Request: Lines containing the string "beginning" are to be collected in full.

— START OF Given records —

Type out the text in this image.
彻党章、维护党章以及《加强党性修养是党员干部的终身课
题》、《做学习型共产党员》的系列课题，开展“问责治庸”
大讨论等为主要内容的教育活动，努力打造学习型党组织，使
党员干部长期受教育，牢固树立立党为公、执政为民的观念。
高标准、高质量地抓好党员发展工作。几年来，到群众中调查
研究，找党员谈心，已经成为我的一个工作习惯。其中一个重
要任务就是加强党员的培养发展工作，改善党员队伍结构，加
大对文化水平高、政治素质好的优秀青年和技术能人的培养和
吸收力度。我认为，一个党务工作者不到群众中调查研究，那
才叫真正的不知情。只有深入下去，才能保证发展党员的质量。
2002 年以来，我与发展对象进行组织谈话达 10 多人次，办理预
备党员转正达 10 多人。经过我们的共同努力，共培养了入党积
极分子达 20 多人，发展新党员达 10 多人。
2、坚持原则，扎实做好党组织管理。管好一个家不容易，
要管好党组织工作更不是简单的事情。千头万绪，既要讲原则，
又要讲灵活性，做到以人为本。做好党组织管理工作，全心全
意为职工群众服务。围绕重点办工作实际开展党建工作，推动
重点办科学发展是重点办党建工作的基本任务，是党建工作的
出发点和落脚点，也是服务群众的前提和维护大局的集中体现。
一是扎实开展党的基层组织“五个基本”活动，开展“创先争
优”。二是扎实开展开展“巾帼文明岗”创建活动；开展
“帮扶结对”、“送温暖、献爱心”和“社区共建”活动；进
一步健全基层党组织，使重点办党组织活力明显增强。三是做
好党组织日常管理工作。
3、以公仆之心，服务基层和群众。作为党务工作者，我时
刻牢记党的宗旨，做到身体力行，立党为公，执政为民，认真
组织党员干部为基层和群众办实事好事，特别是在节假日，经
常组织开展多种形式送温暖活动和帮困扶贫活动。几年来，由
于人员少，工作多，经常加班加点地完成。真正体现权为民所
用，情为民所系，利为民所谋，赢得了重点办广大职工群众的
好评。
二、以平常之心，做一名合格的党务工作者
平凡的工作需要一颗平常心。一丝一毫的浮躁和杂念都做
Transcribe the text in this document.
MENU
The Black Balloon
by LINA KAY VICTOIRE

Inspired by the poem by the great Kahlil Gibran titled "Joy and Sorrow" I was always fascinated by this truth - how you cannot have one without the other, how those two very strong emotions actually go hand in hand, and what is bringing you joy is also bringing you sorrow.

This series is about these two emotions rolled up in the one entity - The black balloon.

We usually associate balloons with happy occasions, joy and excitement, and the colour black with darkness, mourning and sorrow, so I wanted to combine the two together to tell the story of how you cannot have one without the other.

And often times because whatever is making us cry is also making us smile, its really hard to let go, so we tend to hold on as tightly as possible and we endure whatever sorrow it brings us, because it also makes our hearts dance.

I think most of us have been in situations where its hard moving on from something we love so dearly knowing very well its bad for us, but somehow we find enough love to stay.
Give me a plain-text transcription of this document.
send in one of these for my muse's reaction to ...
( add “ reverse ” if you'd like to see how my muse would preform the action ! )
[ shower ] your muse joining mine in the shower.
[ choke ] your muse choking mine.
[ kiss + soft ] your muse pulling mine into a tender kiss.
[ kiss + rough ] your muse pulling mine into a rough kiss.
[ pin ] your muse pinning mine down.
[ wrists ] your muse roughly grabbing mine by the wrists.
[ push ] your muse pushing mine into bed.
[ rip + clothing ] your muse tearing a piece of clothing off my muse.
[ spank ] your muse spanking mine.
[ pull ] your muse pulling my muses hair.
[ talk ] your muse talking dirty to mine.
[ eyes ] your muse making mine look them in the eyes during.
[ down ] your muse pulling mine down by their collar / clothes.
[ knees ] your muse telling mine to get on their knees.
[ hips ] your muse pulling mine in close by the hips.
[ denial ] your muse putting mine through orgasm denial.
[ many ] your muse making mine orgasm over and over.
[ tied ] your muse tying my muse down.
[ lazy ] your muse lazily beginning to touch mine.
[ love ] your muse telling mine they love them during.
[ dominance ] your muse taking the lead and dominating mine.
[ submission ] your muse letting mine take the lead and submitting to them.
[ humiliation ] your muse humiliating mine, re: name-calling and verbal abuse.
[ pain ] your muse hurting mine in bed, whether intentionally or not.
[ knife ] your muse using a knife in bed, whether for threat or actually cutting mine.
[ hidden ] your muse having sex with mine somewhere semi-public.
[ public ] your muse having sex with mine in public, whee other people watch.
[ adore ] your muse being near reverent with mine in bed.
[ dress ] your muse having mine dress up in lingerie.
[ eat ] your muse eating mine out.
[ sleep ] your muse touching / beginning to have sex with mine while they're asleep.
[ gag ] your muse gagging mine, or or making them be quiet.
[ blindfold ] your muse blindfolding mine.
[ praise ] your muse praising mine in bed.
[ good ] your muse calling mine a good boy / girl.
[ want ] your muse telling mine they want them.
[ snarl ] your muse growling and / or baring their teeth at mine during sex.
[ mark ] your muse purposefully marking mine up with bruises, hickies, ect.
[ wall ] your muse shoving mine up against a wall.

— END OF Given records —

Answer below:
[ lazy ] your muse lazily beginning to touch mine.
[ sleep ] your muse touching / beginning to have sex with mine while they're asleep.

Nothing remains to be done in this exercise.